● **Directions for this task**
Set down all of the data that follows word for word, without the images.

►

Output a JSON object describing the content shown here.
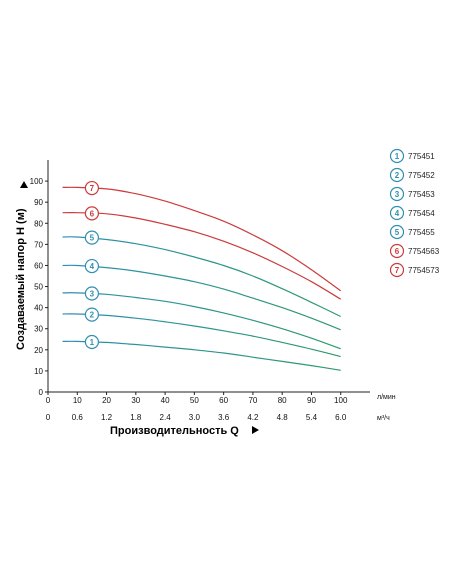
{
  "chart_data": {
    "type": "line",
    "ylabel": "Создаваемый напор H (м)",
    "xlabel": "Производительность Q",
    "x_unit_primary": "л/мин",
    "x_unit_secondary": "м³/ч",
    "xlim": [
      0,
      110
    ],
    "ylim": [
      0,
      110
    ],
    "x_ticks": [
      0,
      10,
      20,
      30,
      40,
      50,
      60,
      70,
      80,
      90,
      100
    ],
    "x_ticks_secondary": [
      "0",
      "0.6",
      "1.2",
      "1.8",
      "2.4",
      "3.0",
      "3.6",
      "4.2",
      "4.8",
      "5.4",
      "6.0"
    ],
    "y_ticks": [
      0,
      10,
      20,
      30,
      40,
      50,
      60,
      70,
      80,
      90,
      100
    ],
    "x": [
      5,
      10,
      20,
      30,
      40,
      50,
      60,
      70,
      80,
      90,
      100
    ],
    "series": [
      {
        "name": "775451",
        "badge": "1",
        "color": "#2f8fb0",
        "values": [
          24,
          24,
          23.5,
          22.5,
          21.3,
          20,
          18.5,
          16.5,
          14.5,
          12.5,
          10.3
        ]
      },
      {
        "name": "775452",
        "badge": "2",
        "color": "#2f8fb0",
        "values": [
          37,
          37,
          36.3,
          35,
          33.3,
          31.3,
          29,
          26.5,
          23.5,
          20.3,
          16.8
        ]
      },
      {
        "name": "775453",
        "badge": "3",
        "color": "#2f8fb0",
        "values": [
          47,
          47,
          46.3,
          44.8,
          43,
          40.5,
          37.5,
          34,
          30,
          25.5,
          20.5
        ]
      },
      {
        "name": "775454",
        "badge": "4",
        "color": "#2f8fb0",
        "values": [
          60,
          60,
          59,
          57.3,
          55,
          52.3,
          48.8,
          44.5,
          40,
          35,
          29.5
        ]
      },
      {
        "name": "775455",
        "badge": "5",
        "color": "#2f8fb0",
        "values": [
          73.5,
          73.5,
          72.3,
          70.3,
          67.5,
          64,
          60,
          55,
          49,
          42.5,
          35.8
        ]
      },
      {
        "name": "7754563",
        "badge": "6",
        "color": "#cc3b3b",
        "values": [
          85,
          85,
          84.5,
          82.5,
          79.5,
          76,
          71.5,
          66,
          59.5,
          52.3,
          44
        ]
      },
      {
        "name": "7754573",
        "badge": "7",
        "color": "#cc3b3b",
        "values": [
          97,
          97,
          96.3,
          94,
          90.5,
          86,
          81,
          74.5,
          67,
          58,
          48
        ]
      }
    ],
    "legend_position": "right",
    "grid": false
  }
}
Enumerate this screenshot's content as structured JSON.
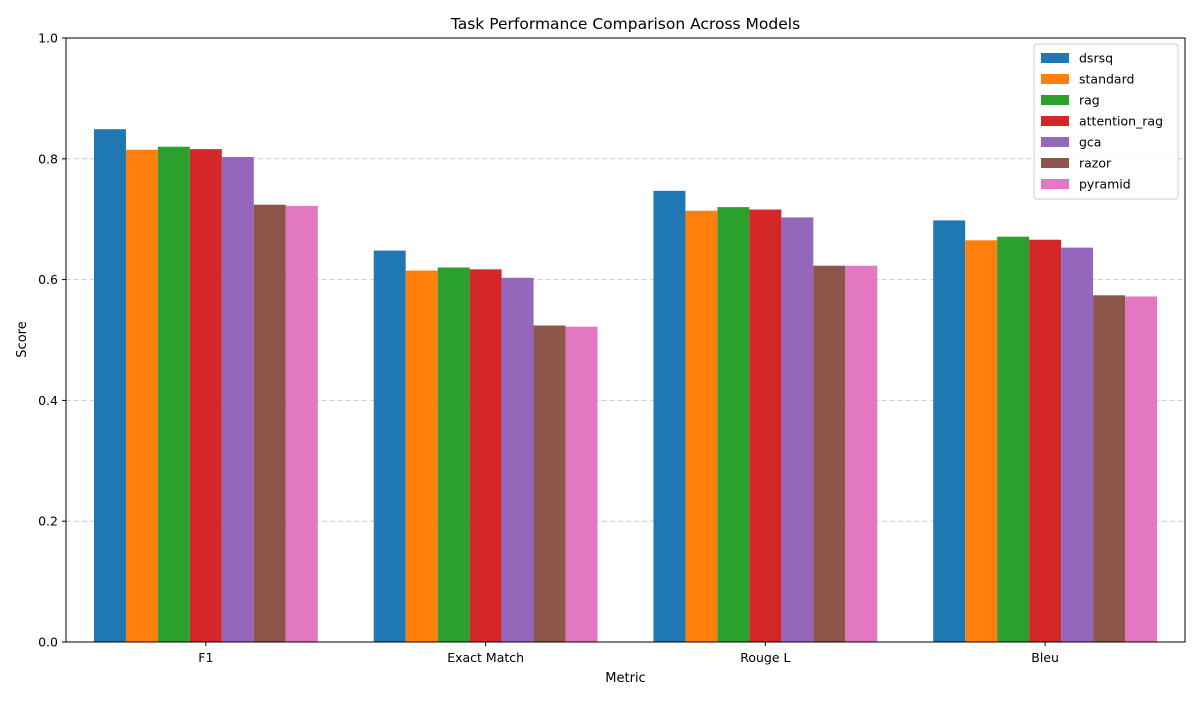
{
  "chart_data": {
    "type": "bar",
    "title": "Task Performance Comparison Across Models",
    "xlabel": "Metric",
    "ylabel": "Score",
    "categories": [
      "F1",
      "Exact Match",
      "Rouge L",
      "Bleu"
    ],
    "ylim": [
      0,
      1.0
    ],
    "yticks": [
      0.0,
      0.2,
      0.4,
      0.6,
      0.8,
      1.0
    ],
    "ytick_labels": [
      "0.0",
      "0.2",
      "0.4",
      "0.6",
      "0.8",
      "1.0"
    ],
    "grid": "horizontal dashed",
    "legend_position": "top-right",
    "series": [
      {
        "name": "dsrsq",
        "color": "#1f77b4",
        "values": [
          0.849,
          0.648,
          0.747,
          0.698
        ]
      },
      {
        "name": "standard",
        "color": "#ff7f0e",
        "values": [
          0.815,
          0.615,
          0.714,
          0.665
        ]
      },
      {
        "name": "rag",
        "color": "#2ca02c",
        "values": [
          0.82,
          0.62,
          0.72,
          0.671
        ]
      },
      {
        "name": "attention_rag",
        "color": "#d62728",
        "values": [
          0.816,
          0.617,
          0.716,
          0.666
        ]
      },
      {
        "name": "gca",
        "color": "#9467bd",
        "values": [
          0.803,
          0.603,
          0.703,
          0.653
        ]
      },
      {
        "name": "razor",
        "color": "#8c564b",
        "values": [
          0.724,
          0.524,
          0.623,
          0.574
        ]
      },
      {
        "name": "pyramid",
        "color": "#e377c2",
        "values": [
          0.722,
          0.522,
          0.623,
          0.572
        ]
      }
    ]
  }
}
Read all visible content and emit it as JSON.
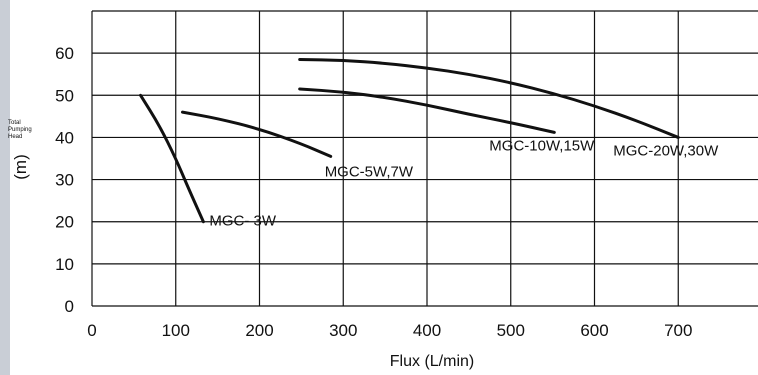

◄

● **Final result**
Output a JSON object describing the content shown here.
{
  "chart_data": {
    "type": "line",
    "ylabel": "Создаваемый напор H (м)",
    "xlabel": "Производительность Q",
    "x_unit_primary": "л/мин",
    "x_unit_secondary": "м³/ч",
    "xlim": [
      0,
      110
    ],
    "ylim": [
      0,
      110
    ],
    "x_ticks": [
      0,
      10,
      20,
      30,
      40,
      50,
      60,
      70,
      80,
      90,
      100
    ],
    "x_ticks_secondary": [
      "0",
      "0.6",
      "1.2",
      "1.8",
      "2.4",
      "3.0",
      "3.6",
      "4.2",
      "4.8",
      "5.4",
      "6.0"
    ],
    "y_ticks": [
      0,
      10,
      20,
      30,
      40,
      50,
      60,
      70,
      80,
      90,
      100
    ],
    "x": [
      5,
      10,
      20,
      30,
      40,
      50,
      60,
      70,
      80,
      90,
      100
    ],
    "series": [
      {
        "name": "775451",
        "badge": "1",
        "color": "#2f8fb0",
        "values": [
          24,
          24,
          23.5,
          22.5,
          21.3,
          20,
          18.5,
          16.5,
          14.5,
          12.5,
          10.3
        ]
      },
      {
        "name": "775452",
        "badge": "2",
        "color": "#2f8fb0",
        "values": [
          37,
          37,
          36.3,
          35,
          33.3,
          31.3,
          29,
          26.5,
          23.5,
          20.3,
          16.8
        ]
      },
      {
        "name": "775453",
        "badge": "3",
        "color": "#2f8fb0",
        "values": [
          47,
          47,
          46.3,
          44.8,
          43,
          40.5,
          37.5,
          34,
          30,
          25.5,
          20.5
        ]
      },
      {
        "name": "775454",
        "badge": "4",
        "color": "#2f8fb0",
        "values": [
          60,
          60,
          59,
          57.3,
          55,
          52.3,
          48.8,
          44.5,
          40,
          35,
          29.5
        ]
      },
      {
        "name": "775455",
        "badge": "5",
        "color": "#2f8fb0",
        "values": [
          73.5,
          73.5,
          72.3,
          70.3,
          67.5,
          64,
          60,
          55,
          49,
          42.5,
          35.8
        ]
      },
      {
        "name": "7754563",
        "badge": "6",
        "color": "#cc3b3b",
        "values": [
          85,
          85,
          84.5,
          82.5,
          79.5,
          76,
          71.5,
          66,
          59.5,
          52.3,
          44
        ]
      },
      {
        "name": "7754573",
        "badge": "7",
        "color": "#cc3b3b",
        "values": [
          97,
          97,
          96.3,
          94,
          90.5,
          86,
          81,
          74.5,
          67,
          58,
          48
        ]
      }
    ],
    "legend_position": "right",
    "grid": false
  }
}
Enumerate this screenshot's content as structured JSON.
{
  "chart_data": {
    "type": "bar",
    "title": "Task Performance Comparison Across Models",
    "xlabel": "Metric",
    "ylabel": "Score",
    "categories": [
      "F1",
      "Exact Match",
      "Rouge L",
      "Bleu"
    ],
    "ylim": [
      0,
      1.0
    ],
    "yticks": [
      0.0,
      0.2,
      0.4,
      0.6,
      0.8,
      1.0
    ],
    "ytick_labels": [
      "0.0",
      "0.2",
      "0.4",
      "0.6",
      "0.8",
      "1.0"
    ],
    "grid": "horizontal dashed",
    "legend_position": "top-right",
    "series": [
      {
        "name": "dsrsq",
        "color": "#1f77b4",
        "values": [
          0.849,
          0.648,
          0.747,
          0.698
        ]
      },
      {
        "name": "standard",
        "color": "#ff7f0e",
        "values": [
          0.815,
          0.615,
          0.714,
          0.665
        ]
      },
      {
        "name": "rag",
        "color": "#2ca02c",
        "values": [
          0.82,
          0.62,
          0.72,
          0.671
        ]
      },
      {
        "name": "attention_rag",
        "color": "#d62728",
        "values": [
          0.816,
          0.617,
          0.716,
          0.666
        ]
      },
      {
        "name": "gca",
        "color": "#9467bd",
        "values": [
          0.803,
          0.603,
          0.703,
          0.653
        ]
      },
      {
        "name": "razor",
        "color": "#8c564b",
        "values": [
          0.724,
          0.524,
          0.623,
          0.574
        ]
      },
      {
        "name": "pyramid",
        "color": "#e377c2",
        "values": [
          0.722,
          0.522,
          0.623,
          0.572
        ]
      }
    ]
  }
}
Read all visible content and emit it as JSON.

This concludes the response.